## DIRECTIONS
Go through the material and write it all out exactly, minus the pictures.
— start ROWS —
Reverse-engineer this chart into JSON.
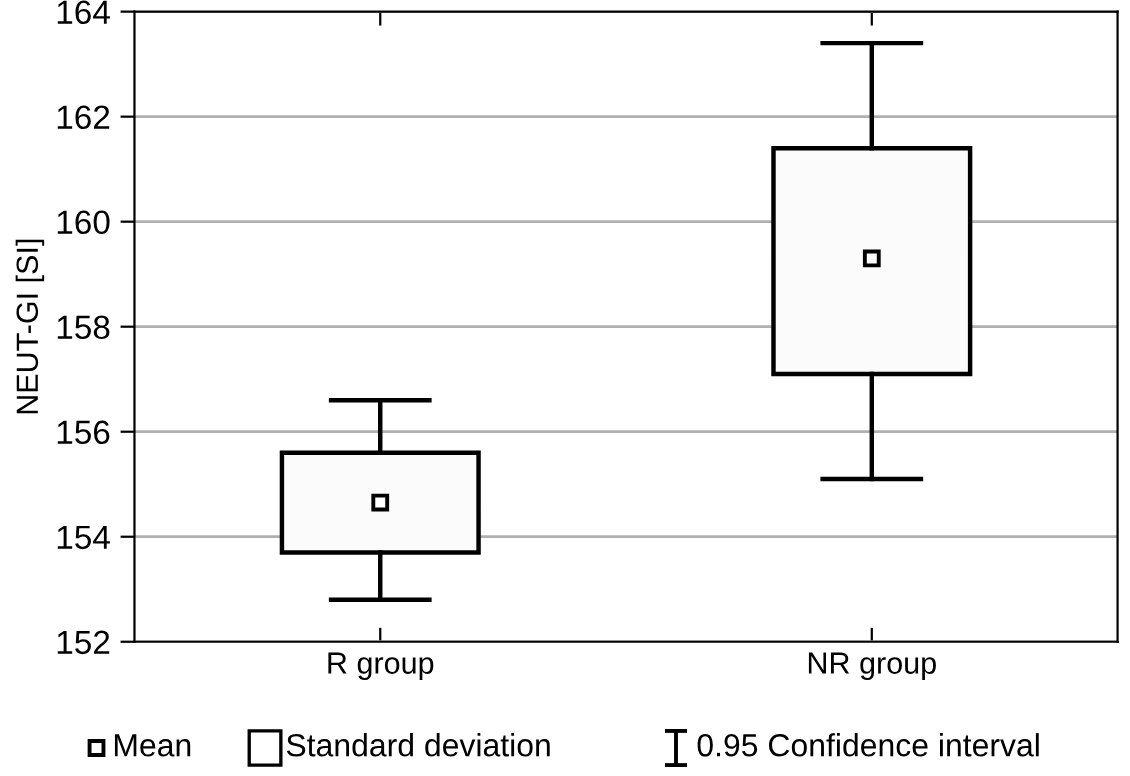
{
  "chart_data": {
    "type": "box",
    "ylabel": "NEUT-GI [SI]",
    "categories": [
      "R group",
      "NR group"
    ],
    "boxes": [
      {
        "low": 152.8,
        "q1": 153.7,
        "q3": 155.6,
        "high": 156.6,
        "mean": 154.65
      },
      {
        "low": 155.1,
        "q1": 157.1,
        "q3": 161.4,
        "high": 163.4,
        "mean": 159.3
      }
    ],
    "color": "#000000",
    "ylim": [
      152,
      164
    ],
    "yticks": [
      152,
      154,
      156,
      158,
      160,
      162,
      164
    ],
    "grid": "y",
    "marker": "square",
    "annotations": [
      "Mean",
      "Standard deviation",
      "0.95 Confidence interval"
    ]
  }
}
— end ROWS —
## EXERCISE OUTPUT
Reverse-engineer this chart into JSON.
{
  "chart_data": {
    "type": "box",
    "ylabel": "NEUT-GI [SI]",
    "categories": [
      "R group",
      "NR group"
    ],
    "boxes": [
      {
        "low": 152.8,
        "q1": 153.7,
        "q3": 155.6,
        "high": 156.6,
        "mean": 154.65
      },
      {
        "low": 155.1,
        "q1": 157.1,
        "q3": 161.4,
        "high": 163.4,
        "mean": 159.3
      }
    ],
    "color": "#000000",
    "ylim": [
      152,
      164
    ],
    "yticks": [
      152,
      154,
      156,
      158,
      160,
      162,
      164
    ],
    "grid": "y",
    "marker": "square",
    "annotations": [
      "Mean",
      "Standard deviation",
      "0.95 Confidence interval"
    ]
  }
}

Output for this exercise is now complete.